---------- Items

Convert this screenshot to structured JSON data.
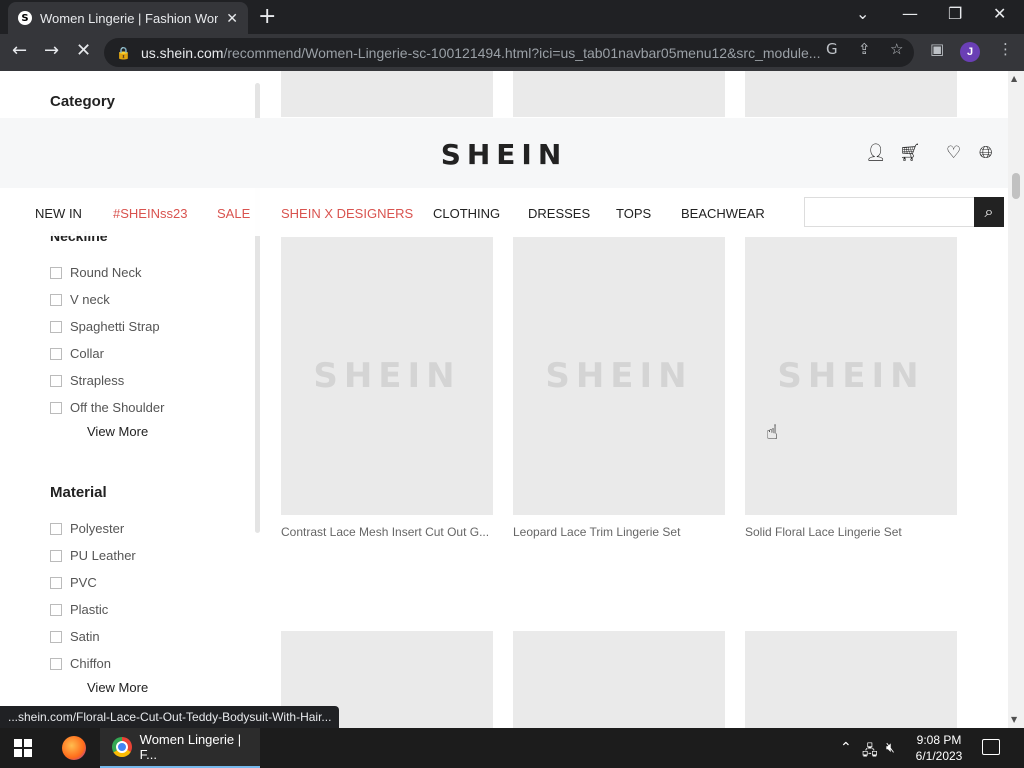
{
  "browser": {
    "tab_favicon": "S",
    "tab_title": "Women Lingerie | Fashion Wome",
    "url_host": "us.shein.com",
    "url_path": "/recommend/Women-Lingerie-sc-100121494.html?ici=us_tab01navbar05menu12&src_module...",
    "profile_initial": "J",
    "status_url": "...shein.com/Floral-Lace-Cut-Out-Teddy-Bodysuit-With-Hair..."
  },
  "header": {
    "logo": "SHEIN",
    "nav": [
      "NEW IN",
      "#SHEINss23",
      "SALE",
      "SHEIN X DESIGNERS",
      "CLOTHING",
      "DRESSES",
      "TOPS",
      "BEACHWEAR"
    ],
    "search_placeholder": ""
  },
  "sidebar": {
    "category_title": "Category",
    "neckline_title": "Neckline",
    "neckline_items": [
      "Round Neck",
      "V neck",
      "Spaghetti Strap",
      "Collar",
      "Strapless",
      "Off the Shoulder"
    ],
    "neckline_view_more": "View More",
    "material_title": "Material",
    "material_items": [
      "Polyester",
      "PU Leather",
      "PVC",
      "Plastic",
      "Satin",
      "Chiffon"
    ],
    "material_view_more": "View More"
  },
  "products": {
    "placeholder_logo": "SHEIN",
    "row1": [
      "Contrast Lace Mesh Insert Cut Out G...",
      "Leopard Lace Trim Lingerie Set",
      "Solid Floral Lace Lingerie Set"
    ]
  },
  "taskbar": {
    "chrome_label": "Women Lingerie | F...",
    "time": "9:08 PM",
    "date": "6/1/2023"
  },
  "colors": {
    "accent_red": "#d9534f",
    "chrome_dark": "#202124",
    "placeholder_gray": "#eaeaea"
  }
}
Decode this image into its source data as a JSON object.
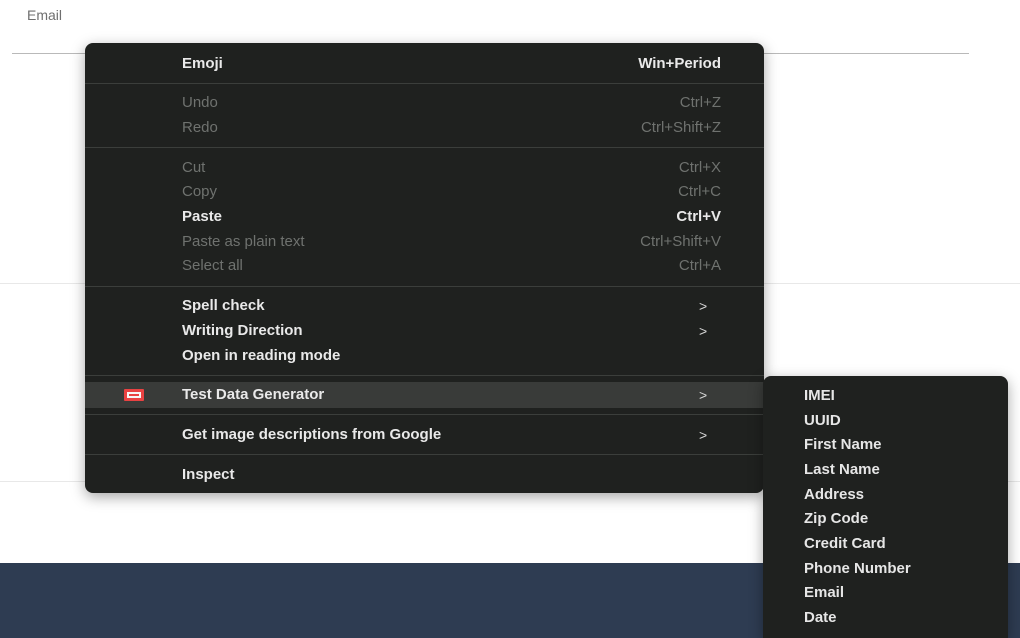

--------------------

- Exercise details: Each record above should be copied character for character, with pictures dropped.

- Output:
Convert this screenshot to structured JSON data.
{
  "browser": {
    "tab_favicon": "S",
    "tab_title": "Women Lingerie | Fashion Wome",
    "url_host": "us.shein.com",
    "url_path": "/recommend/Women-Lingerie-sc-100121494.html?ici=us_tab01navbar05menu12&src_module...",
    "profile_initial": "J",
    "status_url": "...shein.com/Floral-Lace-Cut-Out-Teddy-Bodysuit-With-Hair..."
  },
  "header": {
    "logo": "SHEIN",
    "nav": [
      "NEW IN",
      "#SHEINss23",
      "SALE",
      "SHEIN X DESIGNERS",
      "CLOTHING",
      "DRESSES",
      "TOPS",
      "BEACHWEAR"
    ],
    "search_placeholder": ""
  },
  "sidebar": {
    "category_title": "Category",
    "neckline_title": "Neckline",
    "neckline_items": [
      "Round Neck",
      "V neck",
      "Spaghetti Strap",
      "Collar",
      "Strapless",
      "Off the Shoulder"
    ],
    "neckline_view_more": "View More",
    "material_title": "Material",
    "material_items": [
      "Polyester",
      "PU Leather",
      "PVC",
      "Plastic",
      "Satin",
      "Chiffon"
    ],
    "material_view_more": "View More"
  },
  "products": {
    "placeholder_logo": "SHEIN",
    "row1": [
      "Contrast Lace Mesh Insert Cut Out G...",
      "Leopard Lace Trim Lingerie Set",
      "Solid Floral Lace Lingerie Set"
    ]
  },
  "taskbar": {
    "chrome_label": "Women Lingerie | F...",
    "time": "9:08 PM",
    "date": "6/1/2023"
  },
  "colors": {
    "accent_red": "#d9534f",
    "chrome_dark": "#202124",
    "placeholder_gray": "#eaeaea"
  }
}
Decode this image into its source data as a JSON object.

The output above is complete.